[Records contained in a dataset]
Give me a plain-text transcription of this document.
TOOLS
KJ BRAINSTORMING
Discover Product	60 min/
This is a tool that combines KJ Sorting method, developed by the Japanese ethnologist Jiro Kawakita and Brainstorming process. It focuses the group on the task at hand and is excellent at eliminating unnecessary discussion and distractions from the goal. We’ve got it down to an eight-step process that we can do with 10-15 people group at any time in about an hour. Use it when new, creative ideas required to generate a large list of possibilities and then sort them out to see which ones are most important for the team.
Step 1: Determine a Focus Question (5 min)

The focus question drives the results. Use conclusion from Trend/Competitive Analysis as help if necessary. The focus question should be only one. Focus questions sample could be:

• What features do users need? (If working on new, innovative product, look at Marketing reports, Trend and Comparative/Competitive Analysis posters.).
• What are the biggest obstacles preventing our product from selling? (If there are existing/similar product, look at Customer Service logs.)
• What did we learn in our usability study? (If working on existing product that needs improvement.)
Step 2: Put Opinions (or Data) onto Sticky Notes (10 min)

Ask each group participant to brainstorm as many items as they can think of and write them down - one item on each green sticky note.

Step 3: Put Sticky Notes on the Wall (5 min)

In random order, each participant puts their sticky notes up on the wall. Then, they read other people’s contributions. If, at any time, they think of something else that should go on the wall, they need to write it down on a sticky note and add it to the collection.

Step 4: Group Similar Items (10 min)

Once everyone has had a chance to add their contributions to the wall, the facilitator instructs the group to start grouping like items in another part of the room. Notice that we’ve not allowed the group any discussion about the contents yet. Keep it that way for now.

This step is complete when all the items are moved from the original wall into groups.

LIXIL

GOAL: Output the records verbatim, from the first line to the last.

FINAL ANSWER:
Give me a plain-text transcription of this document.
TOOLS
KJ BRAINSTORMING
Discover Product	60 min/
This is a tool that combines KJ Sorting method, developed by the Japanese ethnologist Jiro Kawakita and Brainstorming process. It focuses the group on the task at hand and is excellent at eliminating unnecessary discussion and distractions from the goal. We’ve got it down to an eight-step process that we can do with 10-15 people group at any time in about an hour. Use it when new, creative ideas required to generate a large list of possibilities and then sort them out to see which ones are most important for the team.
Step 1: Determine a Focus Question (5 min)

The focus question drives the results. Use conclusion from Trend/Competitive Analysis as help if necessary. The focus question should be only one. Focus questions sample could be:

• What features do users need? (If working on new, innovative product, look at Marketing reports, Trend and Comparative/Competitive Analysis posters.).
• What are the biggest obstacles preventing our product from selling? (If there are existing/similar product, look at Customer Service logs.)
• What did we learn in our usability study? (If working on existing product that needs improvement.)
Step 2: Put Opinions (or Data) onto Sticky Notes (10 min)

Ask each group participant to brainstorm as many items as they can think of and write them down - one item on each green sticky note.

Step 3: Put Sticky Notes on the Wall (5 min)

In random order, each participant puts their sticky notes up on the wall. Then, they read other people’s contributions. If, at any time, they think of something else that should go on the wall, they need to write it down on a sticky note and add it to the collection.

Step 4: Group Similar Items (10 min)

Once everyone has had a chance to add their contributions to the wall, the facilitator instructs the group to start grouping like items in another part of the room. Notice that we’ve not allowed the group any discussion about the contents yet. Keep it that way for now.

This step is complete when all the items are moved from the original wall into groups.

LIXIL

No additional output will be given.